__Task details__: Copy the lines in the items below verbatim, starting with the line containing "heatmap-cell xyxy=(626,812,665,851)" and ending after the line containing "heatmap-cell xyxy=(1113,925,1152,964)".

Box coordinate listings:

========================

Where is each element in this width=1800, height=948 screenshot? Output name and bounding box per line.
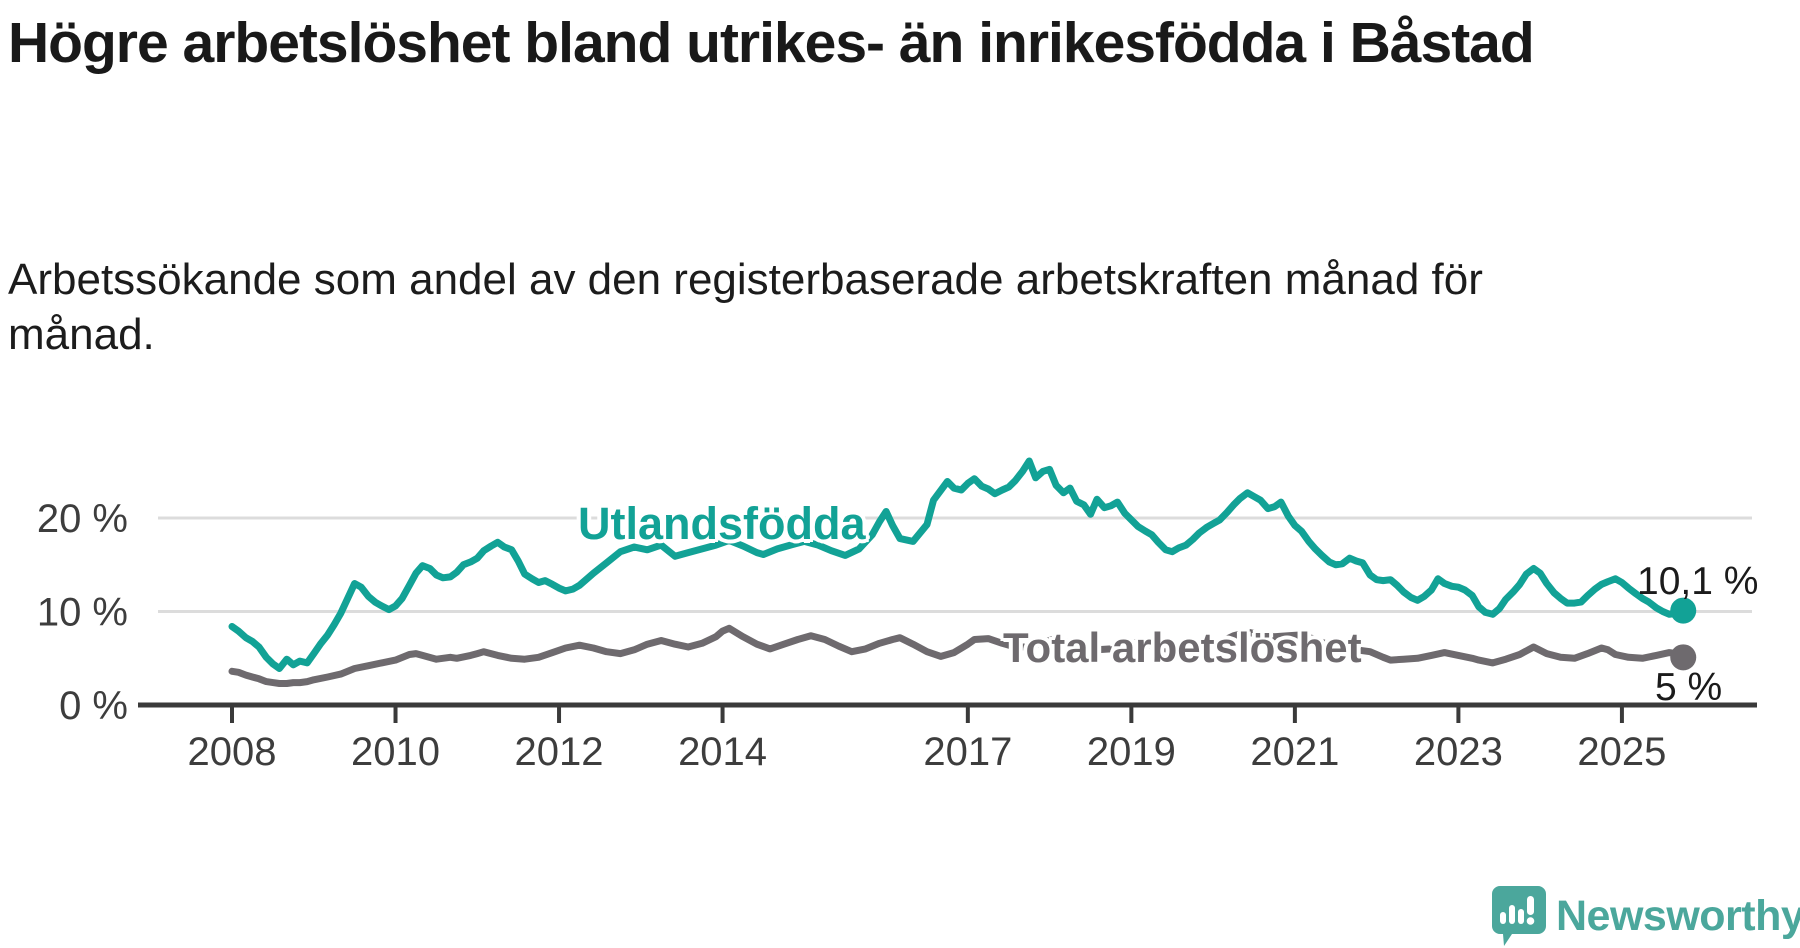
x-tick-label-2023: 2023 <box>1414 730 1503 774</box>
end-value-label-total: 5 % <box>1655 666 1723 709</box>
newsworthy-bubble-icon <box>1492 886 1546 946</box>
y-tick-label-20: 20 % <box>37 497 128 541</box>
y-tick-label-10: 10 % <box>37 591 128 635</box>
series-label-total-arbetsloshet: Total arbetslöshet <box>1003 624 1362 671</box>
x-tick-label-2025: 2025 <box>1577 730 1666 774</box>
newsworthy-logo: Newsworthy <box>1488 884 1800 948</box>
axis-tick-labels: 0 % 10 % 20 % 2008 2010 2012 2014 2017 2019 2021 2… <box>37 497 1667 774</box>
newsworthy-brand-text: Newsworthy <box>1556 892 1800 940</box>
series-label-utlandsfodda: Utlandsfödda <box>578 498 866 549</box>
x-tick-label-2008: 2008 <box>188 730 277 774</box>
x-tick-label-2010: 2010 <box>351 730 440 774</box>
x-tick-label-2019: 2019 <box>1087 730 1176 774</box>
x-axis <box>138 702 1757 723</box>
end-dot-total-arbetsl-shet <box>1670 644 1697 671</box>
end-dot-utlandsf-dda <box>1670 597 1697 624</box>
x-tick-label-2017: 2017 <box>923 730 1012 774</box>
gridlines <box>158 516 1752 613</box>
page-title: Högre arbetslöshet bland utrikes- än inr… <box>8 11 1535 75</box>
page-subtitle: Arbetssökande som andel av den registerb… <box>8 255 1483 359</box>
x-tick-label-2014: 2014 <box>678 730 767 774</box>
x-tick-label-2021: 2021 <box>1250 730 1339 774</box>
x-tick-label-2012: 2012 <box>515 730 604 774</box>
series-lines <box>228 457 1697 687</box>
end-value-label-utlandsfodda: 10,1 % <box>1637 560 1759 603</box>
line-total-arbetsl-shet <box>228 624 1687 687</box>
line-utlandsf-dda <box>228 457 1687 672</box>
y-tick-label-0: 0 % <box>59 684 128 728</box>
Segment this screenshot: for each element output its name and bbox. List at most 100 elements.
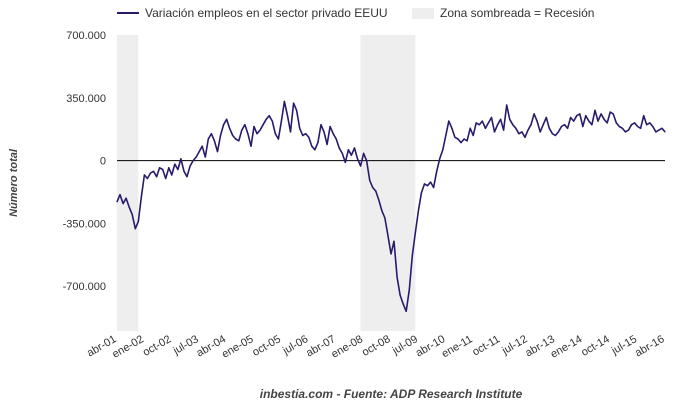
data-point [381, 210, 383, 212]
legend-series-label: Variación empleos en el sector privado E… [145, 6, 388, 20]
data-point [159, 167, 161, 169]
data-point [143, 174, 145, 176]
data-point [204, 156, 206, 158]
x-tick-label: oct-05 [250, 333, 282, 359]
y-tick-label: -700.000 [63, 281, 106, 293]
data-point [232, 134, 234, 137]
data-point [536, 120, 538, 122]
x-tick-label: oct-14 [579, 333, 611, 359]
data-point [582, 125, 584, 128]
data-point [128, 206, 130, 208]
x-tick-label: ene-11 [440, 333, 475, 360]
data-point [186, 176, 188, 178]
data-point [268, 115, 270, 117]
data-point [445, 134, 447, 137]
data-point [140, 195, 142, 198]
data-point [518, 133, 520, 135]
data-point [229, 127, 231, 129]
data-point [274, 133, 276, 135]
data-point [548, 127, 550, 129]
data-point [296, 109, 298, 111]
data-point [152, 170, 155, 172]
data-point [466, 140, 468, 142]
data-point [426, 185, 429, 187]
data-point [177, 168, 179, 171]
x-tick-label: ene-14 [549, 333, 585, 361]
data-point [545, 116, 547, 119]
data-point [478, 124, 480, 126]
data-point [658, 129, 660, 131]
y-axis: 700.000 350.000 0 -350.000 -700.000 [63, 30, 106, 293]
data-point [262, 124, 264, 126]
recession-shading [117, 35, 416, 331]
data-point [372, 186, 374, 189]
data-point [463, 138, 465, 140]
data-point [359, 165, 362, 167]
x-tick-label: oct-11 [470, 333, 502, 358]
y-tick-label: -350.000 [63, 218, 106, 230]
data-point [442, 149, 444, 151]
data-point [566, 127, 569, 129]
data-point [396, 276, 398, 278]
data-point [624, 131, 627, 133]
data-point [363, 152, 365, 154]
data-point [524, 136, 526, 138]
data-point [414, 231, 416, 233]
data-point [146, 177, 149, 180]
data-point [259, 129, 261, 131]
data-point [579, 113, 581, 115]
data-point [283, 100, 286, 102]
data-point [503, 129, 505, 131]
data-point [134, 228, 136, 230]
data-point [189, 165, 191, 167]
data-point [448, 120, 450, 122]
data-point [119, 194, 121, 196]
data-point [308, 136, 310, 138]
data-point [341, 152, 343, 154]
data-point [542, 124, 544, 126]
data-point [633, 122, 636, 124]
data-point [366, 159, 368, 162]
data-point [210, 133, 212, 135]
data-point [137, 220, 139, 223]
data-point [244, 124, 246, 126]
series-points [116, 100, 666, 312]
data-point [612, 113, 614, 115]
data-point [253, 125, 255, 128]
data-point [475, 122, 477, 124]
data-point [238, 140, 240, 142]
data-point [317, 142, 319, 144]
legend-recession-swatch [412, 8, 434, 19]
data-point [433, 186, 435, 189]
data-point [627, 129, 630, 131]
x-tick-label: jul-06 [280, 333, 310, 357]
data-point [487, 122, 490, 124]
data-point [576, 115, 578, 117]
x-tick-label: oct-02 [141, 333, 173, 359]
data-point [661, 127, 663, 129]
data-point [356, 158, 359, 160]
data-point [180, 158, 182, 160]
data-point [643, 115, 645, 117]
recession-band-0 [117, 35, 139, 331]
data-point [585, 115, 587, 117]
data-point [122, 203, 124, 205]
data-point [353, 147, 356, 149]
y-tick-label: 700.000 [66, 30, 106, 42]
data-point [299, 127, 301, 129]
x-tick-label: oct-08 [360, 333, 392, 359]
recession-band-1 [360, 35, 416, 331]
data-point [162, 168, 164, 171]
data-point [439, 158, 441, 160]
data-point [271, 120, 273, 122]
data-point [305, 133, 307, 135]
data-point [649, 122, 651, 124]
data-point [481, 120, 483, 122]
data-point [174, 163, 176, 165]
data-point [646, 124, 648, 126]
data-point [597, 120, 599, 122]
data-point [594, 109, 596, 111]
data-point [311, 145, 313, 147]
data-point [533, 113, 535, 115]
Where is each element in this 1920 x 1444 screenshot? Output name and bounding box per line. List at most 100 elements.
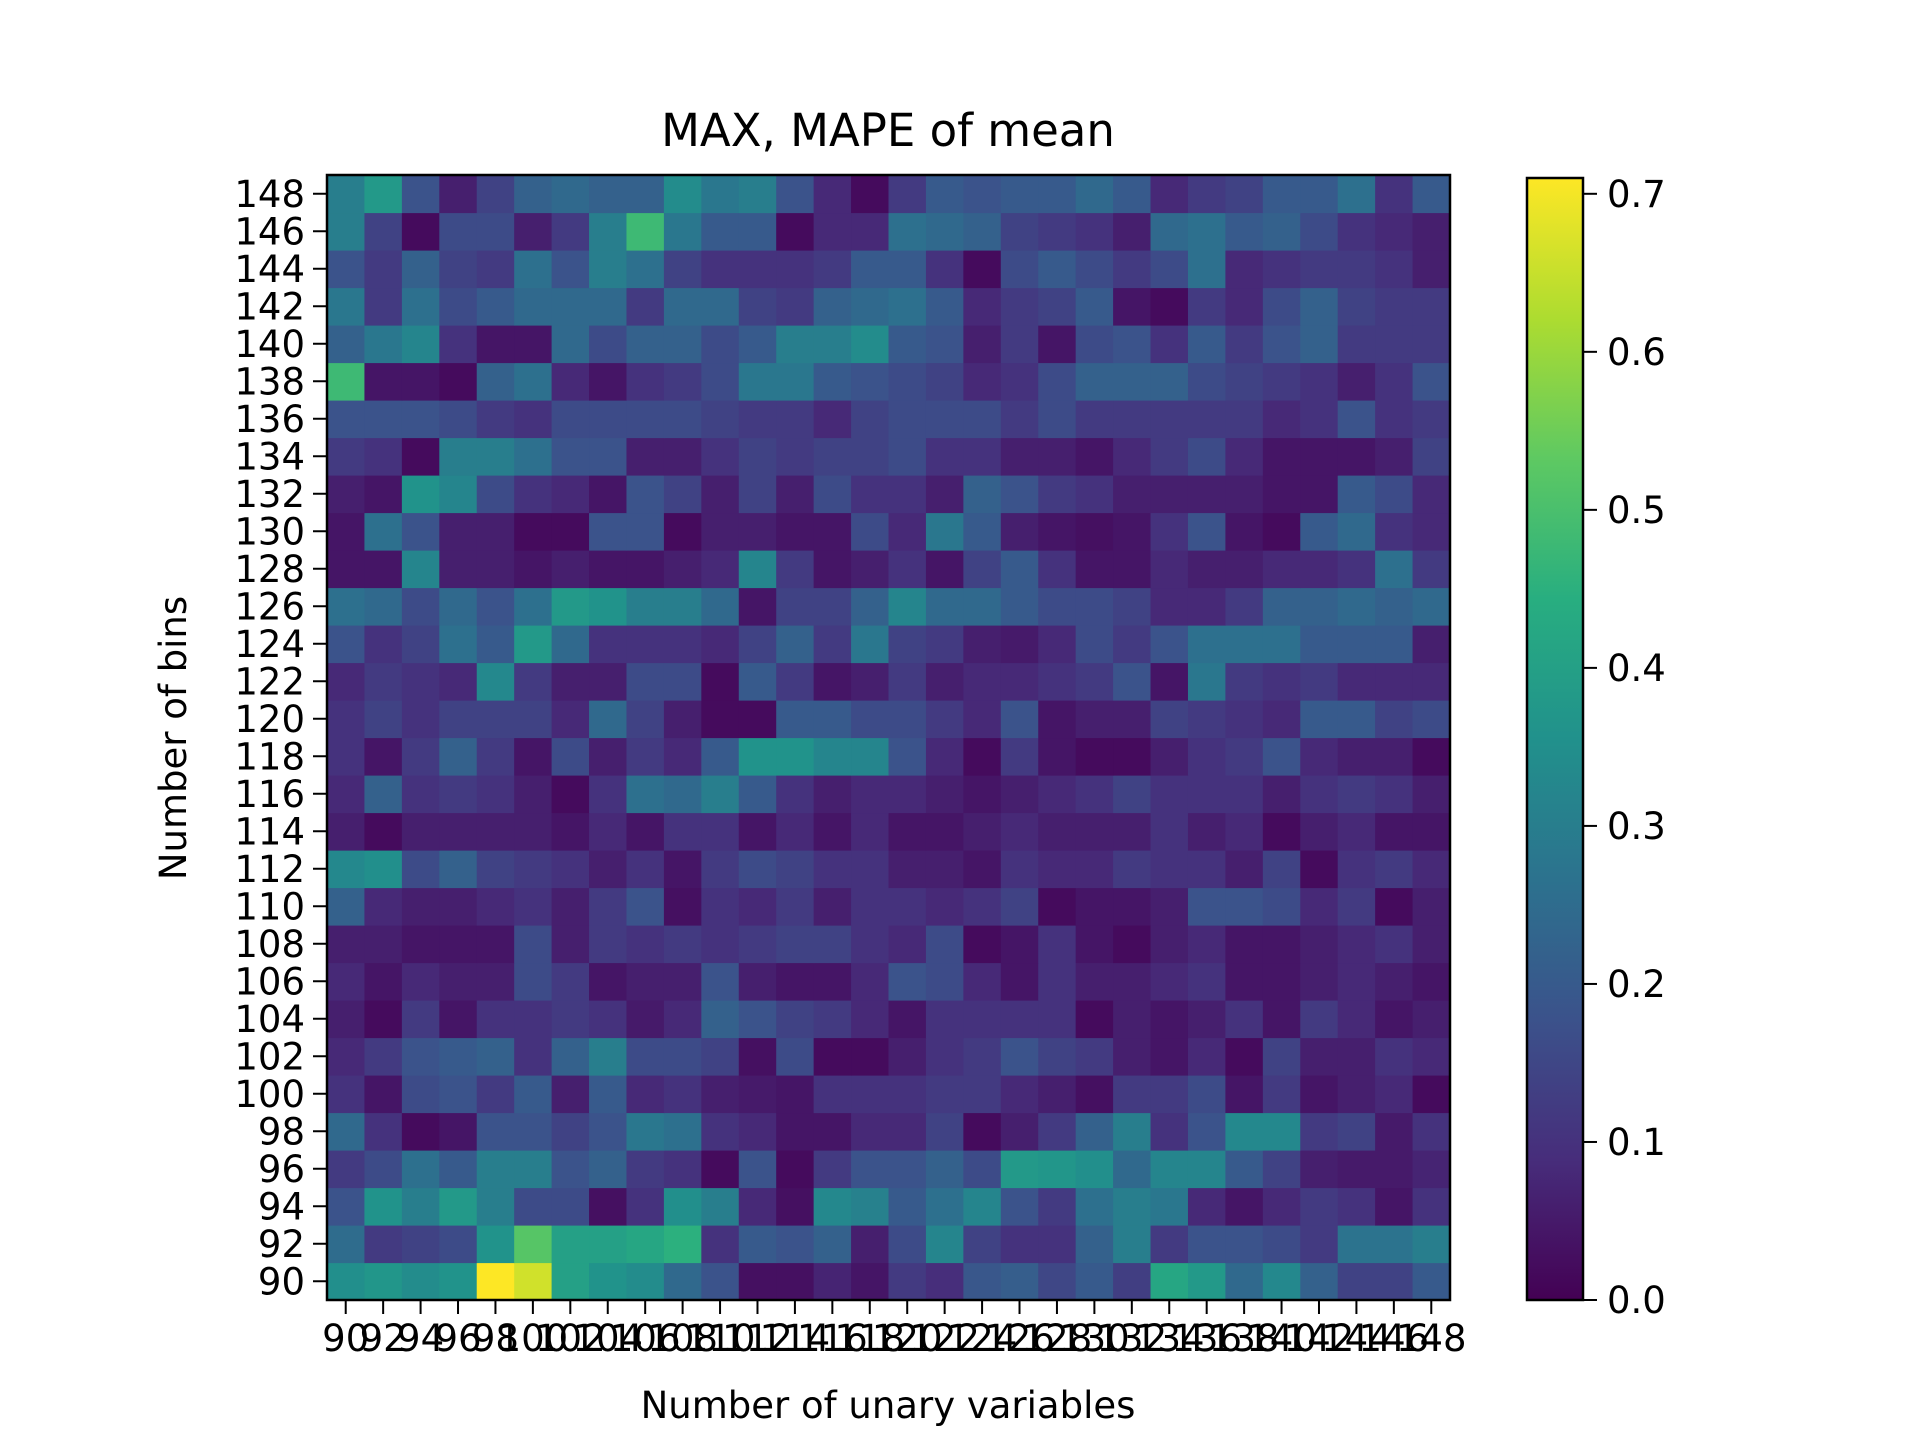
heatmap-cell xyxy=(626,812,665,851)
heatmap-cell xyxy=(626,512,665,551)
heatmap-cell xyxy=(327,587,366,626)
heatmap-cell xyxy=(888,812,927,851)
heatmap-cell xyxy=(364,287,403,326)
heatmap-cell xyxy=(1225,550,1264,589)
heatmap-cell xyxy=(327,175,366,214)
heatmap-cell xyxy=(439,400,478,439)
y-tick-label: 144 xyxy=(234,248,305,291)
heatmap-cell xyxy=(1300,550,1339,589)
heatmap-cell xyxy=(738,212,777,251)
heatmap-cell xyxy=(514,1037,553,1076)
heatmap-cell xyxy=(925,737,964,776)
heatmap-cell xyxy=(1375,550,1414,589)
heatmap-cell xyxy=(1187,775,1226,814)
heatmap-cell xyxy=(1300,287,1339,326)
x-tick-label: 110 xyxy=(685,1317,756,1360)
heatmap-cell xyxy=(851,962,890,1001)
heatmap-cell xyxy=(514,775,553,814)
heatmap-cell xyxy=(813,1225,852,1264)
heatmap-cell xyxy=(738,287,777,326)
heatmap-cell xyxy=(851,362,890,401)
heatmap-cell xyxy=(626,250,665,289)
heatmap-cell xyxy=(776,475,815,514)
heatmap-cell xyxy=(514,175,553,214)
heatmap-cell xyxy=(1262,437,1301,476)
heatmap-cell xyxy=(1075,325,1114,364)
x-tick-label: 144 xyxy=(1321,1317,1392,1360)
heatmap-cell xyxy=(1113,925,1152,964)
heatmap-cell xyxy=(963,1112,1002,1151)
heatmap-cell xyxy=(701,775,740,814)
heatmap-cell xyxy=(663,1225,702,1264)
heatmap-cell xyxy=(514,1000,553,1039)
heatmap-cell xyxy=(1337,962,1376,1001)
heatmap-cell xyxy=(963,887,1002,926)
heatmap-cell xyxy=(1150,250,1189,289)
y-tick-label: 142 xyxy=(234,285,305,328)
heatmap-cell xyxy=(1038,400,1077,439)
heatmap-cell xyxy=(1038,175,1077,214)
heatmap-cell xyxy=(925,212,964,251)
heatmap-cell xyxy=(1113,1150,1152,1189)
x-tick-label: 108 xyxy=(647,1317,718,1360)
heatmap-cell xyxy=(327,775,366,814)
heatmap-cell xyxy=(925,1112,964,1151)
heatmap-cell xyxy=(851,325,890,364)
heatmap-cell xyxy=(963,475,1002,514)
heatmap-cell xyxy=(327,1187,366,1226)
y-tick-label: 102 xyxy=(234,1035,305,1078)
heatmap-cell xyxy=(1337,1225,1376,1264)
heatmap-cell xyxy=(476,737,515,776)
heatmap-cell xyxy=(776,1000,815,1039)
heatmap-cell xyxy=(1075,250,1114,289)
heatmap-cell xyxy=(851,775,890,814)
heatmap-cell xyxy=(701,550,740,589)
heatmap-cell xyxy=(1075,175,1114,214)
heatmap-cell xyxy=(476,550,515,589)
heatmap-cell xyxy=(1187,1225,1226,1264)
heatmap-cell xyxy=(476,1037,515,1076)
heatmap-cell xyxy=(925,625,964,664)
heatmap-cell xyxy=(1000,662,1039,701)
heatmap-cell xyxy=(701,700,740,739)
heatmap-cell xyxy=(1225,887,1264,926)
colorbar-tick-label: 0.2 xyxy=(1607,963,1666,1006)
heatmap-cell xyxy=(1337,662,1376,701)
colorbar-tick-label: 0.1 xyxy=(1607,1121,1666,1164)
heatmap-cell xyxy=(888,475,927,514)
heatmap-cell xyxy=(1375,887,1414,926)
heatmap-cell xyxy=(663,737,702,776)
heatmap-cell xyxy=(963,212,1002,251)
heatmap-cell xyxy=(551,362,590,401)
heatmap-cell xyxy=(439,1187,478,1226)
heatmap-cell xyxy=(401,662,440,701)
heatmap-cell xyxy=(813,737,852,776)
heatmap-cell xyxy=(327,662,366,701)
heatmap-cell xyxy=(1150,625,1189,664)
heatmap-cell xyxy=(551,475,590,514)
heatmap-cell xyxy=(1075,1037,1114,1076)
heatmap-cell xyxy=(327,437,366,476)
heatmap-cell xyxy=(851,475,890,514)
heatmap-cell xyxy=(1262,587,1301,626)
heatmap-cell xyxy=(1262,662,1301,701)
heatmap-cell xyxy=(1000,475,1039,514)
heatmap-cell xyxy=(701,625,740,664)
heatmap-cell xyxy=(626,1000,665,1039)
heatmap-cell xyxy=(589,325,628,364)
heatmap-cell xyxy=(888,700,927,739)
heatmap-cell xyxy=(439,287,478,326)
heatmap-cell xyxy=(888,362,927,401)
heatmap-cell xyxy=(1262,925,1301,964)
heatmap-cell xyxy=(663,812,702,851)
heatmap-cell xyxy=(1337,625,1376,664)
heatmap-cell xyxy=(776,850,815,889)
heatmap-cell xyxy=(551,925,590,964)
colorbar-tick-label: 0.4 xyxy=(1607,647,1666,690)
colorbar-tick-label: 0.6 xyxy=(1607,331,1666,374)
heatmap-cell xyxy=(514,962,553,1001)
heatmap-cell xyxy=(1300,775,1339,814)
heatmap-cell xyxy=(551,437,590,476)
heatmap-cell xyxy=(663,287,702,326)
heatmap-cell xyxy=(589,362,628,401)
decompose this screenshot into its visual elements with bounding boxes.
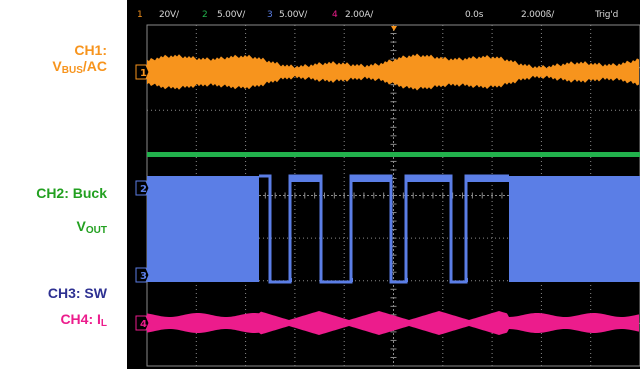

========================

__Written answer__:
heatmap-cell xyxy=(626,812,665,851)
heatmap-cell xyxy=(626,512,665,551)
heatmap-cell xyxy=(327,587,366,626)
heatmap-cell xyxy=(888,812,927,851)
heatmap-cell xyxy=(364,287,403,326)
heatmap-cell xyxy=(1225,550,1264,589)
heatmap-cell xyxy=(327,175,366,214)
heatmap-cell xyxy=(439,400,478,439)
y-tick-label: 144 xyxy=(234,248,305,291)
heatmap-cell xyxy=(1300,550,1339,589)
heatmap-cell xyxy=(738,212,777,251)
heatmap-cell xyxy=(514,1037,553,1076)
heatmap-cell xyxy=(925,737,964,776)
heatmap-cell xyxy=(1375,550,1414,589)
heatmap-cell xyxy=(1187,775,1226,814)
heatmap-cell xyxy=(1300,287,1339,326)
x-tick-label: 110 xyxy=(685,1317,756,1360)
heatmap-cell xyxy=(851,962,890,1001)
heatmap-cell xyxy=(514,775,553,814)
heatmap-cell xyxy=(813,1225,852,1264)
heatmap-cell xyxy=(738,287,777,326)
heatmap-cell xyxy=(851,362,890,401)
heatmap-cell xyxy=(626,250,665,289)
heatmap-cell xyxy=(776,475,815,514)
heatmap-cell xyxy=(514,175,553,214)
heatmap-cell xyxy=(1262,437,1301,476)
heatmap-cell xyxy=(1075,325,1114,364)
x-tick-label: 144 xyxy=(1321,1317,1392,1360)
heatmap-cell xyxy=(1113,925,1152,964)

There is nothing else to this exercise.